WORK TO COMPLETE: Gather every line below where "JSON" appears.

─── SOURCE MATERIAL ───

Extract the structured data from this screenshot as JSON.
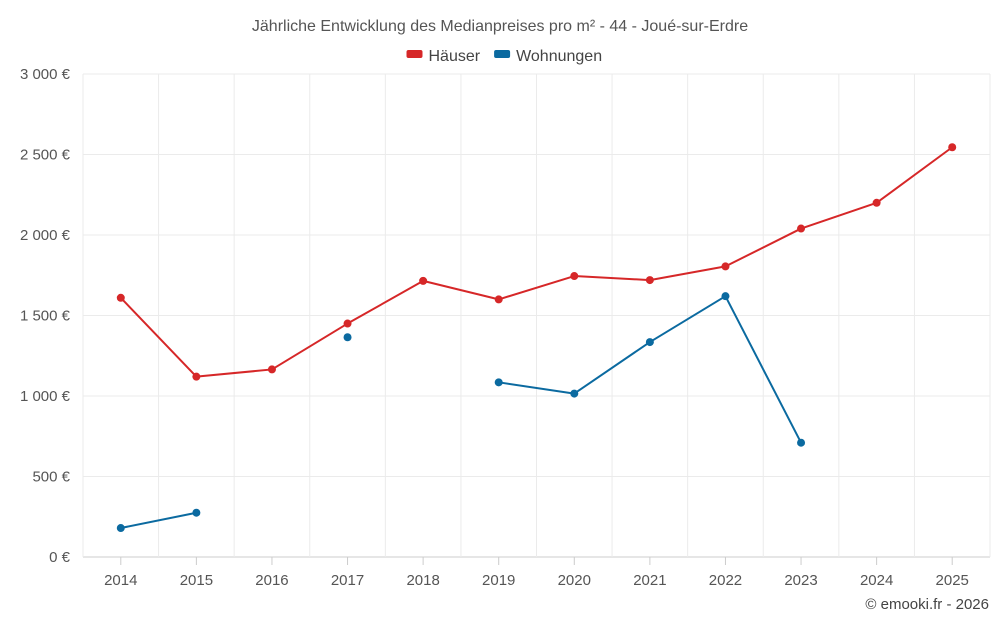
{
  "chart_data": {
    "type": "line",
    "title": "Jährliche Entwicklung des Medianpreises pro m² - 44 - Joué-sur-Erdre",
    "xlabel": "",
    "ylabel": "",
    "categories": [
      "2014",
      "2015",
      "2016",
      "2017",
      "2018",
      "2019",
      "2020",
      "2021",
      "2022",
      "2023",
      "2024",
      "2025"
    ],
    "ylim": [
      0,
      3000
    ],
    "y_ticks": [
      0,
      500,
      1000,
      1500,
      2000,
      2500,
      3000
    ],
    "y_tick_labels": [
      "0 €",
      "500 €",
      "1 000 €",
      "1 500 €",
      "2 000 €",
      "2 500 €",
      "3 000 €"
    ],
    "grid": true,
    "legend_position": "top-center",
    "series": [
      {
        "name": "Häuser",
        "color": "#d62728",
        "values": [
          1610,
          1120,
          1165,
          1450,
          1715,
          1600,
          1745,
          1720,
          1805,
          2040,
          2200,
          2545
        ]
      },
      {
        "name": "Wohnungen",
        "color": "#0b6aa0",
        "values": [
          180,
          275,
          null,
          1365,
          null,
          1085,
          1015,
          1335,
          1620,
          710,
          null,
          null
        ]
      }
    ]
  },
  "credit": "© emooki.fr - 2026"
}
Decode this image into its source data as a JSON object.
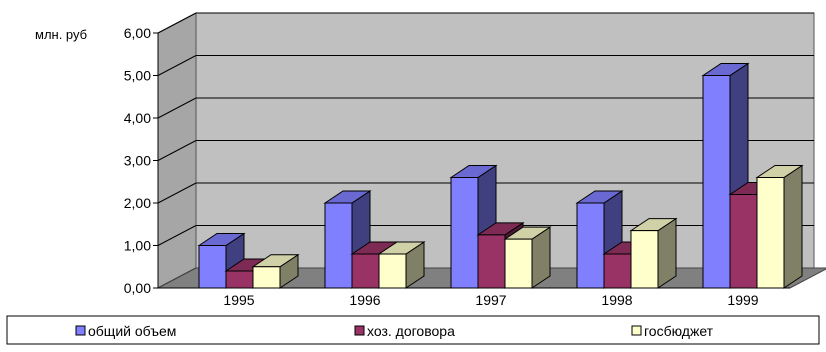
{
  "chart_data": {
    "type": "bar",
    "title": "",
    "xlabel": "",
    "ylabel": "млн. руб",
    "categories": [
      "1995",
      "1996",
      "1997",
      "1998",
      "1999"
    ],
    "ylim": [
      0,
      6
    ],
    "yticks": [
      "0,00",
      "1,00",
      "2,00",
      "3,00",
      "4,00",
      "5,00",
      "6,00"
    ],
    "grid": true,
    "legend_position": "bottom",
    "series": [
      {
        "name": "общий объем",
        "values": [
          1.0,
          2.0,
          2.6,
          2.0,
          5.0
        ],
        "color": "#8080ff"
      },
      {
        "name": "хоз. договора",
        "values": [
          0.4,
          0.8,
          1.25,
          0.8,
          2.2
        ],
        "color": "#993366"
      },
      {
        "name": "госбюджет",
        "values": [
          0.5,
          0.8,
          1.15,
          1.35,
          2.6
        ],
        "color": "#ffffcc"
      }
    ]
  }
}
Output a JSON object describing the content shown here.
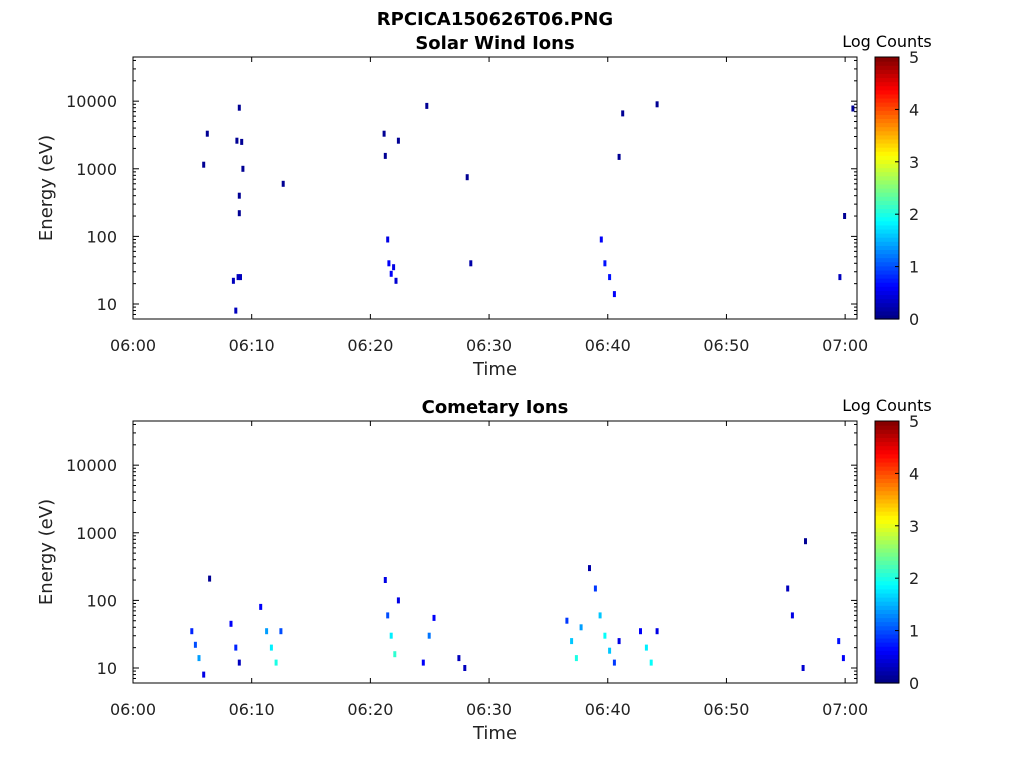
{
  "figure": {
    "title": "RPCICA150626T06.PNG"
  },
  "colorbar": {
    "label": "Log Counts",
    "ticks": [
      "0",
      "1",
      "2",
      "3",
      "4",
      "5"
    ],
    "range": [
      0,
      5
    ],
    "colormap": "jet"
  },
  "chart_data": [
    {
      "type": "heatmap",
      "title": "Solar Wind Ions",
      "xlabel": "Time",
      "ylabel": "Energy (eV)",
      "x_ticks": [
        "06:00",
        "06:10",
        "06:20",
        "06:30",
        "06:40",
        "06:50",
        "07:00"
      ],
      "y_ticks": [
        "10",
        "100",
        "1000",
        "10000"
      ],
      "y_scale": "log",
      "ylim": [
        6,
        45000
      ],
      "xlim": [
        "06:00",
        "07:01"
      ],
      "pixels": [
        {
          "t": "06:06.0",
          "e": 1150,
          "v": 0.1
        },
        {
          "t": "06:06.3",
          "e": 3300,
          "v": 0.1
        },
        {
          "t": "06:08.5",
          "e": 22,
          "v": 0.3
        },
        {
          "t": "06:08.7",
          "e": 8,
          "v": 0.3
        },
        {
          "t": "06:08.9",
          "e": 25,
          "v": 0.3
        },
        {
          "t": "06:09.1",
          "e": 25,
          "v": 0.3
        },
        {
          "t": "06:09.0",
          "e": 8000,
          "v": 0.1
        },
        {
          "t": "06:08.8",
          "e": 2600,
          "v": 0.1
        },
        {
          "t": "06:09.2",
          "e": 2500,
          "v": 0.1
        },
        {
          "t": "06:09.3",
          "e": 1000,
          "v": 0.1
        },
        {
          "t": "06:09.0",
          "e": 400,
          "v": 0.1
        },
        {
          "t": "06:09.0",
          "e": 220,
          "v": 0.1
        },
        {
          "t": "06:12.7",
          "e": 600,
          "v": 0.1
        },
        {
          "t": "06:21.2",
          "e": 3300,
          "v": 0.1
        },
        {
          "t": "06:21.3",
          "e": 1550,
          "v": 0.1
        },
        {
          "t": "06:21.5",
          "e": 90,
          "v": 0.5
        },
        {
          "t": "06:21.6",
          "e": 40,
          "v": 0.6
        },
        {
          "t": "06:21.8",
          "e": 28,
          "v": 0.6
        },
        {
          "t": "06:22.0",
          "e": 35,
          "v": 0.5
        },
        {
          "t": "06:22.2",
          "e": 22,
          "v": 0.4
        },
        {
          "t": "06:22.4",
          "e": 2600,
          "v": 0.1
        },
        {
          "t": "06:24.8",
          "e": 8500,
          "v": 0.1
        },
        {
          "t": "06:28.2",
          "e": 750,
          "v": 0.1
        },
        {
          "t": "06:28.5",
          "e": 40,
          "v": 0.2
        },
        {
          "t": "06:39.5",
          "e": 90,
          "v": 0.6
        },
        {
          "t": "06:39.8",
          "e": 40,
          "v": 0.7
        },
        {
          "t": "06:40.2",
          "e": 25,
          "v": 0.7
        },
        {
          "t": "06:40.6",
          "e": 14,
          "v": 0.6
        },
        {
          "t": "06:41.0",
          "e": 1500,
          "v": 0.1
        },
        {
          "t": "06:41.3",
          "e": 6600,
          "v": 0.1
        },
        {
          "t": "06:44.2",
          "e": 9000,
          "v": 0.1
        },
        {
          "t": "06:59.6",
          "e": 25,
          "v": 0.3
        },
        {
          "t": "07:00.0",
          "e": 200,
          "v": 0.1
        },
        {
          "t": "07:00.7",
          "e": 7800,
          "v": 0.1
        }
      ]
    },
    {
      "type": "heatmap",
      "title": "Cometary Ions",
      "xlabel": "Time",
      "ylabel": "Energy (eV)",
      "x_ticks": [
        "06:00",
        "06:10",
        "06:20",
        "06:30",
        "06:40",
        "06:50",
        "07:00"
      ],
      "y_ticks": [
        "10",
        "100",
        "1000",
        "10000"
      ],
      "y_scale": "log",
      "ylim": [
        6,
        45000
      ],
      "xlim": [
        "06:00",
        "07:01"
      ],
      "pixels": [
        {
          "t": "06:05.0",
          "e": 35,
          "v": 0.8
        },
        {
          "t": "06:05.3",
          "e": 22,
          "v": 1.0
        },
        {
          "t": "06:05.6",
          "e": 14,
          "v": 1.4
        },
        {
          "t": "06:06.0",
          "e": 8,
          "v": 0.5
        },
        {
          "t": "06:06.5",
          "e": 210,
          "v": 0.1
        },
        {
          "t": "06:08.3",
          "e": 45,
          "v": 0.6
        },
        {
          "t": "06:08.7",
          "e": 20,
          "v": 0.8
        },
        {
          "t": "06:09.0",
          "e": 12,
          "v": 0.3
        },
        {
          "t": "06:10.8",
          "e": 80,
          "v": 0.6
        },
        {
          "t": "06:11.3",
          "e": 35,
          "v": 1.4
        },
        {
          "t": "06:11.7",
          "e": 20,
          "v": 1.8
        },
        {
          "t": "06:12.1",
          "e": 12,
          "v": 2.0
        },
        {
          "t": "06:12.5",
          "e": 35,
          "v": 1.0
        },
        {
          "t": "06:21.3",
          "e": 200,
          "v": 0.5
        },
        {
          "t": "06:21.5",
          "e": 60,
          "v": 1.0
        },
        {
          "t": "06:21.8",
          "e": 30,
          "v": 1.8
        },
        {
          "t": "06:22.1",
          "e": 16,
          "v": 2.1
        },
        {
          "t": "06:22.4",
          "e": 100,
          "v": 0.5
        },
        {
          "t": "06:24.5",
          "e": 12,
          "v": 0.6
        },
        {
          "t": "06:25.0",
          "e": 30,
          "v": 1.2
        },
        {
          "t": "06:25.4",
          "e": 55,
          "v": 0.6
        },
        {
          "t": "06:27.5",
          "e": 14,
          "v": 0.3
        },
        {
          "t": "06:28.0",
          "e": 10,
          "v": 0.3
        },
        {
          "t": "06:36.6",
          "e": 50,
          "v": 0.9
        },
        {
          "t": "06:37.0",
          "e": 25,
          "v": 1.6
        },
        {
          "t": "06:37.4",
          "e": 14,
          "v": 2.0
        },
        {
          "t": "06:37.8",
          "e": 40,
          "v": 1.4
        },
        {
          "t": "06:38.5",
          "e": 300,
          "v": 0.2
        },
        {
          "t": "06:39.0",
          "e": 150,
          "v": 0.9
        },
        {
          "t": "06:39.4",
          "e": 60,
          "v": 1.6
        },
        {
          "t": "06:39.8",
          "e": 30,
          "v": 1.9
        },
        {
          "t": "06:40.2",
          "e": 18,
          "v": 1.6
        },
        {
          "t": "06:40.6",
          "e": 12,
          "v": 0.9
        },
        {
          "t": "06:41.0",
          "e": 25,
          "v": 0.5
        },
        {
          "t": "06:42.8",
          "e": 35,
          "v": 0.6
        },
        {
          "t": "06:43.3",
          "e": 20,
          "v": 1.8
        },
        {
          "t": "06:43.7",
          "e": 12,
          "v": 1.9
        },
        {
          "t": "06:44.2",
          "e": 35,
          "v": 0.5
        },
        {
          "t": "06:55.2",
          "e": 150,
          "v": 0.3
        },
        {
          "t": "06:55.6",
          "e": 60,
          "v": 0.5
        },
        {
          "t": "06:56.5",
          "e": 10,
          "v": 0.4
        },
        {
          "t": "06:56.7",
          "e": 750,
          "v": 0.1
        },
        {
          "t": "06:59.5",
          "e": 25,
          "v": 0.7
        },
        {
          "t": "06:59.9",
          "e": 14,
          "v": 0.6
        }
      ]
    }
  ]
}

───

CORRECT RESULT:
Extract the structured data from this screenshot as JSON.
Decode this image into its source data as a JSON object.
Output a JSON object describing the content shown here.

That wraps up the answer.